- _WORK TO DO_: Write out the listing below in full and exactly, leaving out every picture.

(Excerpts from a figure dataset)
....................

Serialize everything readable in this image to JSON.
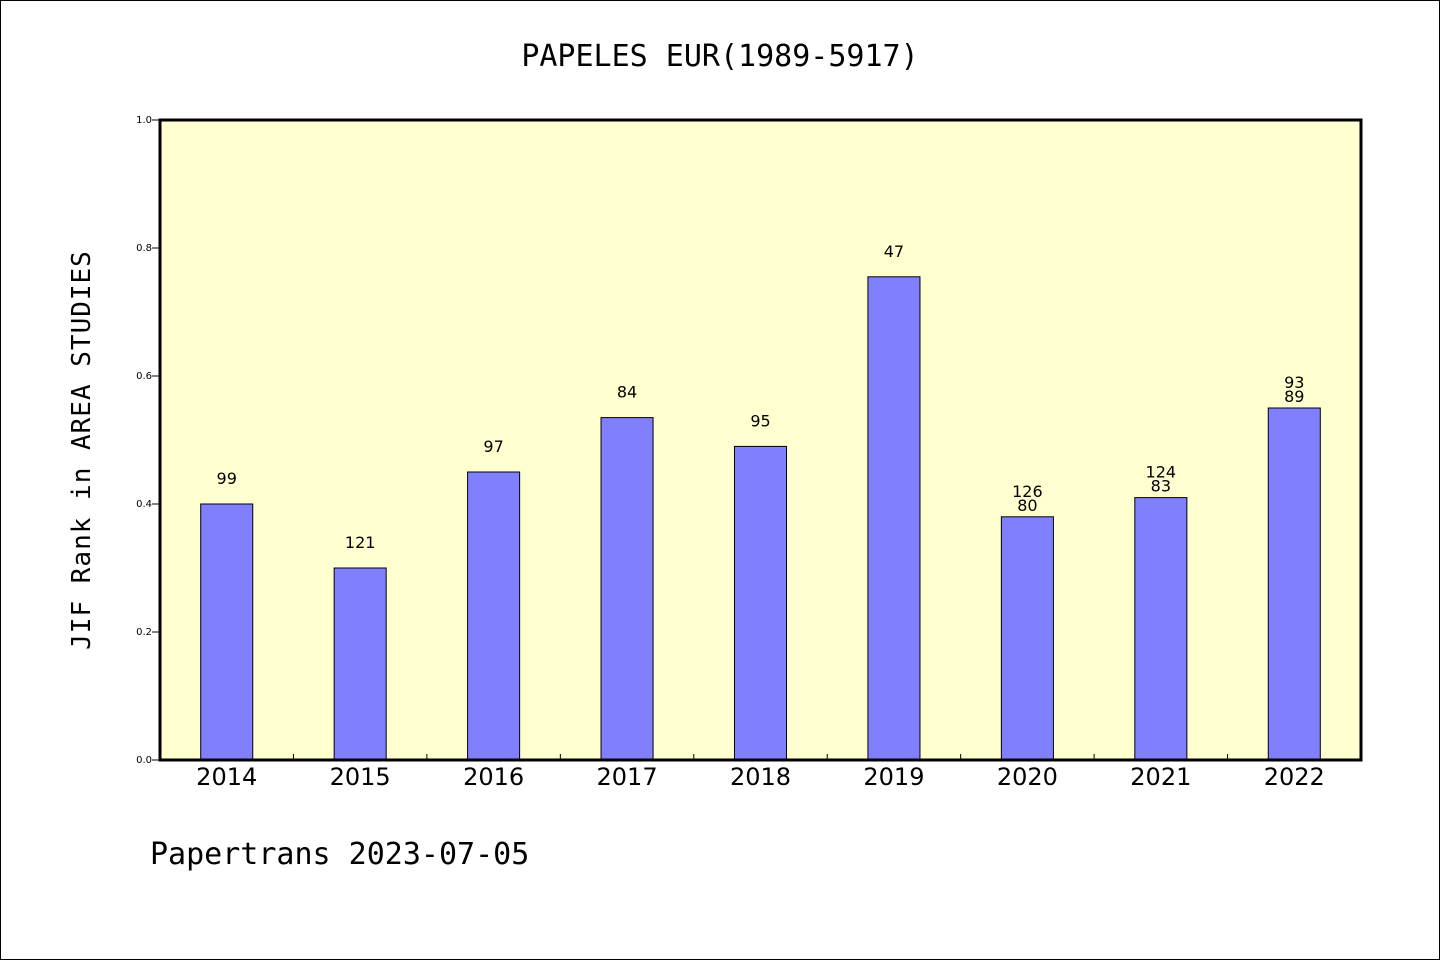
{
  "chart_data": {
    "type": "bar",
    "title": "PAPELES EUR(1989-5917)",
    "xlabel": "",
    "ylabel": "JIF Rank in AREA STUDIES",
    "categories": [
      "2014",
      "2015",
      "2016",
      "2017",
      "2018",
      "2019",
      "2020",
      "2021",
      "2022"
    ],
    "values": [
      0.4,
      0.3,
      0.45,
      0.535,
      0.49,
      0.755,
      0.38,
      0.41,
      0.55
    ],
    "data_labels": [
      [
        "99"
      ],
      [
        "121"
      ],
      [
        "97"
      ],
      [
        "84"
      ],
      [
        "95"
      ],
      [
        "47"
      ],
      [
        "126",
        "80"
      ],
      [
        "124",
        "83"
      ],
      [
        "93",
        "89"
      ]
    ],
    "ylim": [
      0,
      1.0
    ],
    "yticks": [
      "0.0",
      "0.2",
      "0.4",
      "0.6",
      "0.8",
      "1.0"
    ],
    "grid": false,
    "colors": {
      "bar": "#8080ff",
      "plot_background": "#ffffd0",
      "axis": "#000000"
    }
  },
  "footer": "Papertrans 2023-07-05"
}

....................

- _FINISHED EXERCISE_:
Serialize everything readable in this image to JSON.
{
  "chart_data": {
    "type": "bar",
    "title": "PAPELES EUR(1989-5917)",
    "xlabel": "",
    "ylabel": "JIF Rank in AREA STUDIES",
    "categories": [
      "2014",
      "2015",
      "2016",
      "2017",
      "2018",
      "2019",
      "2020",
      "2021",
      "2022"
    ],
    "values": [
      0.4,
      0.3,
      0.45,
      0.535,
      0.49,
      0.755,
      0.38,
      0.41,
      0.55
    ],
    "data_labels": [
      [
        "99"
      ],
      [
        "121"
      ],
      [
        "97"
      ],
      [
        "84"
      ],
      [
        "95"
      ],
      [
        "47"
      ],
      [
        "126",
        "80"
      ],
      [
        "124",
        "83"
      ],
      [
        "93",
        "89"
      ]
    ],
    "ylim": [
      0,
      1.0
    ],
    "yticks": [
      "0.0",
      "0.2",
      "0.4",
      "0.6",
      "0.8",
      "1.0"
    ],
    "grid": false,
    "colors": {
      "bar": "#8080ff",
      "plot_background": "#ffffd0",
      "axis": "#000000"
    }
  },
  "footer": "Papertrans 2023-07-05"
}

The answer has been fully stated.